[Material to process]
════════
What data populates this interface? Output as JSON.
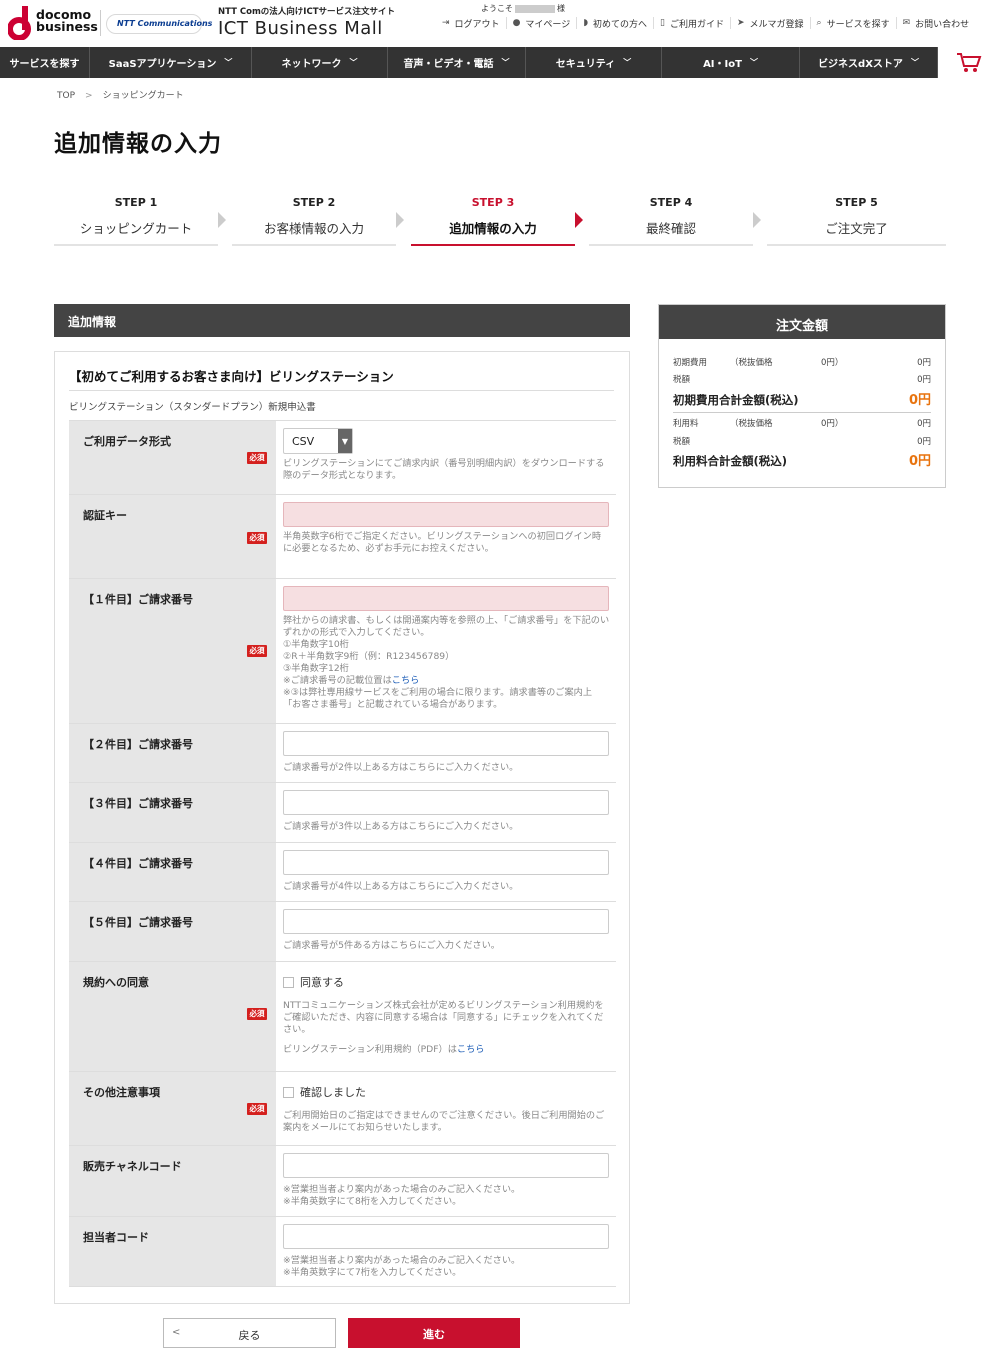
{
  "header": {
    "logo_line1": "docomo",
    "logo_line2": "business",
    "partner_logo": "NTT Communications",
    "tagline": "NTT Comの法人向けICTサービス注文サイト",
    "site_title": "ICT Business Mall",
    "welcome_prefix": "ようこそ",
    "welcome_suffix": "様",
    "nav": [
      {
        "icon": "logout-icon",
        "label": "ログアウト"
      },
      {
        "icon": "user-icon",
        "label": "マイページ"
      },
      {
        "icon": "beginner-icon",
        "label": "初めての方へ"
      },
      {
        "icon": "book-icon",
        "label": "ご利用ガイド"
      },
      {
        "icon": "send-icon",
        "label": "メルマガ登録"
      },
      {
        "icon": "search-icon",
        "label": "サービスを探す"
      },
      {
        "icon": "mail-icon",
        "label": "お問い合わせ"
      }
    ]
  },
  "global_nav": [
    {
      "label": "サービスを探す",
      "has_dropdown": false
    },
    {
      "label": "SaaSアプリケーション",
      "has_dropdown": true
    },
    {
      "label": "ネットワーク",
      "has_dropdown": true
    },
    {
      "label": "音声・ビデオ・電話",
      "has_dropdown": true
    },
    {
      "label": "セキュリティ",
      "has_dropdown": true
    },
    {
      "label": "AI・IoT",
      "has_dropdown": true
    },
    {
      "label": "ビジネスdXストア",
      "has_dropdown": true
    }
  ],
  "breadcrumb": {
    "home": "TOP",
    "current": "ショッピングカート"
  },
  "page_title": "追加情報の入力",
  "steps": [
    {
      "num": "STEP 1",
      "label": "ショッピングカート"
    },
    {
      "num": "STEP 2",
      "label": "お客様情報の入力"
    },
    {
      "num": "STEP 3",
      "label": "追加情報の入力"
    },
    {
      "num": "STEP 4",
      "label": "最終確認"
    },
    {
      "num": "STEP 5",
      "label": "ご注文完了"
    }
  ],
  "active_step": 3,
  "section_heading": "追加情報",
  "form": {
    "title": "【初めてご利用するお客さま向け】ビリングステーション",
    "subtitle": "ビリングステーション（スタンダードプラン）新規申込書",
    "required_badge": "必須",
    "data_format": {
      "label": "ご利用データ形式",
      "value": "CSV",
      "note": "ビリングステーションにてご請求内訳（番号別明細内訳）をダウンロードする際のデータ形式となります。"
    },
    "auth_key": {
      "label": "認証キー",
      "note": "半角英数字6桁でご指定ください。ビリングステーションへの初回ログイン時に必要となるため、必ずお手元にお控えください。"
    },
    "billing1": {
      "label": "【１件目】ご請求番号",
      "note1": "弊社からの請求書、もしくは開通案内等を参照の上、「ご請求番号」を下記のいずれかの形式で入力してください。",
      "note2": "①半角数字10桁",
      "note3": "②R＋半角数字9桁（例：R123456789）",
      "note4": "③半角数字12桁",
      "note5_prefix": "※ご請求番号の記載位置は",
      "note5_link": "こちら",
      "note6": "※③は弊社専用線サービスをご利用の場合に限ります。請求書等のご案内上「お客さま番号」と記載されている場合があります。"
    },
    "billing2": {
      "label": "【２件目】ご請求番号",
      "note": "ご請求番号が2件以上ある方はこちらにご入力ください。"
    },
    "billing3": {
      "label": "【３件目】ご請求番号",
      "note": "ご請求番号が3件以上ある方はこちらにご入力ください。"
    },
    "billing4": {
      "label": "【４件目】ご請求番号",
      "note": "ご請求番号が4件以上ある方はこちらにご入力ください。"
    },
    "billing5": {
      "label": "【５件目】ご請求番号",
      "note": "ご請求番号が5件ある方はこちらにご入力ください。"
    },
    "terms": {
      "label": "規約への同意",
      "checkbox": "同意する",
      "note": "NTTコミュニケーションズ株式会社が定めるビリングステーション利用規約をご確認いただき、内容に同意する場合は「同意する」にチェックを入れてください。",
      "pdf_prefix": "ビリングステーション利用規約（PDF）は",
      "pdf_link": "こちら"
    },
    "other_notes": {
      "label": "その他注意事項",
      "checkbox": "確認しました",
      "note": "ご利用開始日のご指定はできませんのでご注意ください。後日ご利用開始のご案内をメールにてお知らせいたします。"
    },
    "channel_code": {
      "label": "販売チャネルコード",
      "note1": "※営業担当者より案内があった場合のみご記入ください。",
      "note2": "※半角英数字にて8桁を入力してください。"
    },
    "rep_code": {
      "label": "担当者コード",
      "note1": "※営業担当者より案内があった場合のみご記入ください。",
      "note2": "※半角英数字にて7桁を入力してください。"
    }
  },
  "summary": {
    "title": "注文金額",
    "initial_label": "初期費用",
    "initial_tax_note": "（税抜価格",
    "initial_tax_amount": "0円）",
    "initial_value": "0円",
    "initial_tax_label": "税額",
    "initial_tax_value": "0円",
    "initial_total_label": "初期費用合計金額(税込)",
    "initial_total_value": "0円",
    "usage_label": "利用料",
    "usage_tax_note": "（税抜価格",
    "usage_tax_amount": "0円）",
    "usage_value": "0円",
    "usage_tax_label": "税額",
    "usage_tax_value": "0円",
    "usage_total_label": "利用料合計金額(税込)",
    "usage_total_value": "0円"
  },
  "buttons": {
    "back": "戻る",
    "next": "進む"
  },
  "colors": {
    "accent": "#c8102e",
    "dark": "#333333",
    "price": "#e8730e",
    "error_bg": "#f6dfe1"
  }
}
════════
[The task]
With the pictures left out, transcribe the material exactly.

[Finished answer]
What data populates this interface? Output as JSON.
{
  "header": {
    "logo_line1": "docomo",
    "logo_line2": "business",
    "partner_logo": "NTT Communications",
    "tagline": "NTT Comの法人向けICTサービス注文サイト",
    "site_title": "ICT Business Mall",
    "welcome_prefix": "ようこそ",
    "welcome_suffix": "様",
    "nav": [
      {
        "icon": "logout-icon",
        "label": "ログアウト"
      },
      {
        "icon": "user-icon",
        "label": "マイページ"
      },
      {
        "icon": "beginner-icon",
        "label": "初めての方へ"
      },
      {
        "icon": "book-icon",
        "label": "ご利用ガイド"
      },
      {
        "icon": "send-icon",
        "label": "メルマガ登録"
      },
      {
        "icon": "search-icon",
        "label": "サービスを探す"
      },
      {
        "icon": "mail-icon",
        "label": "お問い合わせ"
      }
    ]
  },
  "global_nav": [
    {
      "label": "サービスを探す",
      "has_dropdown": false
    },
    {
      "label": "SaaSアプリケーション",
      "has_dropdown": true
    },
    {
      "label": "ネットワーク",
      "has_dropdown": true
    },
    {
      "label": "音声・ビデオ・電話",
      "has_dropdown": true
    },
    {
      "label": "セキュリティ",
      "has_dropdown": true
    },
    {
      "label": "AI・IoT",
      "has_dropdown": true
    },
    {
      "label": "ビジネスdXストア",
      "has_dropdown": true
    }
  ],
  "breadcrumb": {
    "home": "TOP",
    "current": "ショッピングカート"
  },
  "page_title": "追加情報の入力",
  "steps": [
    {
      "num": "STEP 1",
      "label": "ショッピングカート"
    },
    {
      "num": "STEP 2",
      "label": "お客様情報の入力"
    },
    {
      "num": "STEP 3",
      "label": "追加情報の入力"
    },
    {
      "num": "STEP 4",
      "label": "最終確認"
    },
    {
      "num": "STEP 5",
      "label": "ご注文完了"
    }
  ],
  "active_step": 3,
  "section_heading": "追加情報",
  "form": {
    "title": "【初めてご利用するお客さま向け】ビリングステーション",
    "subtitle": "ビリングステーション（スタンダードプラン）新規申込書",
    "required_badge": "必須",
    "data_format": {
      "label": "ご利用データ形式",
      "value": "CSV",
      "note": "ビリングステーションにてご請求内訳（番号別明細内訳）をダウンロードする際のデータ形式となります。"
    },
    "auth_key": {
      "label": "認証キー",
      "note": "半角英数字6桁でご指定ください。ビリングステーションへの初回ログイン時に必要となるため、必ずお手元にお控えください。"
    },
    "billing1": {
      "label": "【１件目】ご請求番号",
      "note1": "弊社からの請求書、もしくは開通案内等を参照の上、「ご請求番号」を下記のいずれかの形式で入力してください。",
      "note2": "①半角数字10桁",
      "note3": "②R＋半角数字9桁（例：R123456789）",
      "note4": "③半角数字12桁",
      "note5_prefix": "※ご請求番号の記載位置は",
      "note5_link": "こちら",
      "note6": "※③は弊社専用線サービスをご利用の場合に限ります。請求書等のご案内上「お客さま番号」と記載されている場合があります。"
    },
    "billing2": {
      "label": "【２件目】ご請求番号",
      "note": "ご請求番号が2件以上ある方はこちらにご入力ください。"
    },
    "billing3": {
      "label": "【３件目】ご請求番号",
      "note": "ご請求番号が3件以上ある方はこちらにご入力ください。"
    },
    "billing4": {
      "label": "【４件目】ご請求番号",
      "note": "ご請求番号が4件以上ある方はこちらにご入力ください。"
    },
    "billing5": {
      "label": "【５件目】ご請求番号",
      "note": "ご請求番号が5件ある方はこちらにご入力ください。"
    },
    "terms": {
      "label": "規約への同意",
      "checkbox": "同意する",
      "note": "NTTコミュニケーションズ株式会社が定めるビリングステーション利用規約をご確認いただき、内容に同意する場合は「同意する」にチェックを入れてください。",
      "pdf_prefix": "ビリングステーション利用規約（PDF）は",
      "pdf_link": "こちら"
    },
    "other_notes": {
      "label": "その他注意事項",
      "checkbox": "確認しました",
      "note": "ご利用開始日のご指定はできませんのでご注意ください。後日ご利用開始のご案内をメールにてお知らせいたします。"
    },
    "channel_code": {
      "label": "販売チャネルコード",
      "note1": "※営業担当者より案内があった場合のみご記入ください。",
      "note2": "※半角英数字にて8桁を入力してください。"
    },
    "rep_code": {
      "label": "担当者コード",
      "note1": "※営業担当者より案内があった場合のみご記入ください。",
      "note2": "※半角英数字にて7桁を入力してください。"
    }
  },
  "summary": {
    "title": "注文金額",
    "initial_label": "初期費用",
    "initial_tax_note": "（税抜価格",
    "initial_tax_amount": "0円）",
    "initial_value": "0円",
    "initial_tax_label": "税額",
    "initial_tax_value": "0円",
    "initial_total_label": "初期費用合計金額(税込)",
    "initial_total_value": "0円",
    "usage_label": "利用料",
    "usage_tax_note": "（税抜価格",
    "usage_tax_amount": "0円）",
    "usage_value": "0円",
    "usage_tax_label": "税額",
    "usage_tax_value": "0円",
    "usage_total_label": "利用料合計金額(税込)",
    "usage_total_value": "0円"
  },
  "buttons": {
    "back": "戻る",
    "next": "進む"
  },
  "colors": {
    "accent": "#c8102e",
    "dark": "#333333",
    "price": "#e8730e",
    "error_bg": "#f6dfe1"
  }
}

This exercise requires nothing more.